-- BEGIN Extracted data --
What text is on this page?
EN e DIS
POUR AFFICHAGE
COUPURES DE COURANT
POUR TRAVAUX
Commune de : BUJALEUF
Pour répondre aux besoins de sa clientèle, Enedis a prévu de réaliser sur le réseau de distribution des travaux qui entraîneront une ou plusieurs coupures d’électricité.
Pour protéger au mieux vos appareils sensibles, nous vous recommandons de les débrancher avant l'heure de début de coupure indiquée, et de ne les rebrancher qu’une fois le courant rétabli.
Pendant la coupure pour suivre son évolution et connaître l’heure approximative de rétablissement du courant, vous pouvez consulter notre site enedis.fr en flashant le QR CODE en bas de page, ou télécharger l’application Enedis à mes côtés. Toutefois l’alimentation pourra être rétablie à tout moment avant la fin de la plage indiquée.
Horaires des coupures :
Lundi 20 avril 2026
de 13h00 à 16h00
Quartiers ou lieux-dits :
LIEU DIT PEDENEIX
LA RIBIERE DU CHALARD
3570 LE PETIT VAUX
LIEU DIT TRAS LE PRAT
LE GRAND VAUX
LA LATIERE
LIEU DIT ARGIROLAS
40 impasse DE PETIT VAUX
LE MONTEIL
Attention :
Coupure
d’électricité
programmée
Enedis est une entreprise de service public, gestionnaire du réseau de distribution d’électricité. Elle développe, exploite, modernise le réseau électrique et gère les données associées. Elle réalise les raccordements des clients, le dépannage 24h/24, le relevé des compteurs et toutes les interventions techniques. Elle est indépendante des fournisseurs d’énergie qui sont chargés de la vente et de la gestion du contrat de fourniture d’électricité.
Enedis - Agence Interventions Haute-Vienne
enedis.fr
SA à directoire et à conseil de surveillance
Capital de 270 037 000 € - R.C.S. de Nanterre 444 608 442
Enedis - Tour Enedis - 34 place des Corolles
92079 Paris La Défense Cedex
-- END Extracted data --
_Task to complete_: Reproduce every record above exactly as it appears.

_Full output_:
What text is on this page?
EN e DIS
POUR AFFICHAGE
COUPURES DE COURANT
POUR TRAVAUX
Commune de : BUJALEUF
Pour répondre aux besoins de sa clientèle, Enedis a prévu de réaliser sur le réseau de distribution des travaux qui entraîneront une ou plusieurs coupures d’électricité.
Pour protéger au mieux vos appareils sensibles, nous vous recommandons de les débrancher avant l'heure de début de coupure indiquée, et de ne les rebrancher qu’une fois le courant rétabli.
Pendant la coupure pour suivre son évolution et connaître l’heure approximative de rétablissement du courant, vous pouvez consulter notre site enedis.fr en flashant le QR CODE en bas de page, ou télécharger l’application Enedis à mes côtés. Toutefois l’alimentation pourra être rétablie à tout moment avant la fin de la plage indiquée.
Horaires des coupures :
Lundi 20 avril 2026
de 13h00 à 16h00
Quartiers ou lieux-dits :
LIEU DIT PEDENEIX
LA RIBIERE DU CHALARD
3570 LE PETIT VAUX
LIEU DIT TRAS LE PRAT
LE GRAND VAUX
LA LATIERE
LIEU DIT ARGIROLAS
40 impasse DE PETIT VAUX
LE MONTEIL
Attention :
Coupure
d’électricité
programmée
Enedis est une entreprise de service public, gestionnaire du réseau de distribution d’électricité. Elle développe, exploite, modernise le réseau électrique et gère les données associées. Elle réalise les raccordements des clients, le dépannage 24h/24, le relevé des compteurs et toutes les interventions techniques. Elle est indépendante des fournisseurs d’énergie qui sont chargés de la vente et de la gestion du contrat de fourniture d’électricité.
Enedis - Agence Interventions Haute-Vienne
enedis.fr
SA à directoire et à conseil de surveillance
Capital de 270 037 000 € - R.C.S. de Nanterre 444 608 442
Enedis - Tour Enedis - 34 place des Corolles
92079 Paris La Défense Cedex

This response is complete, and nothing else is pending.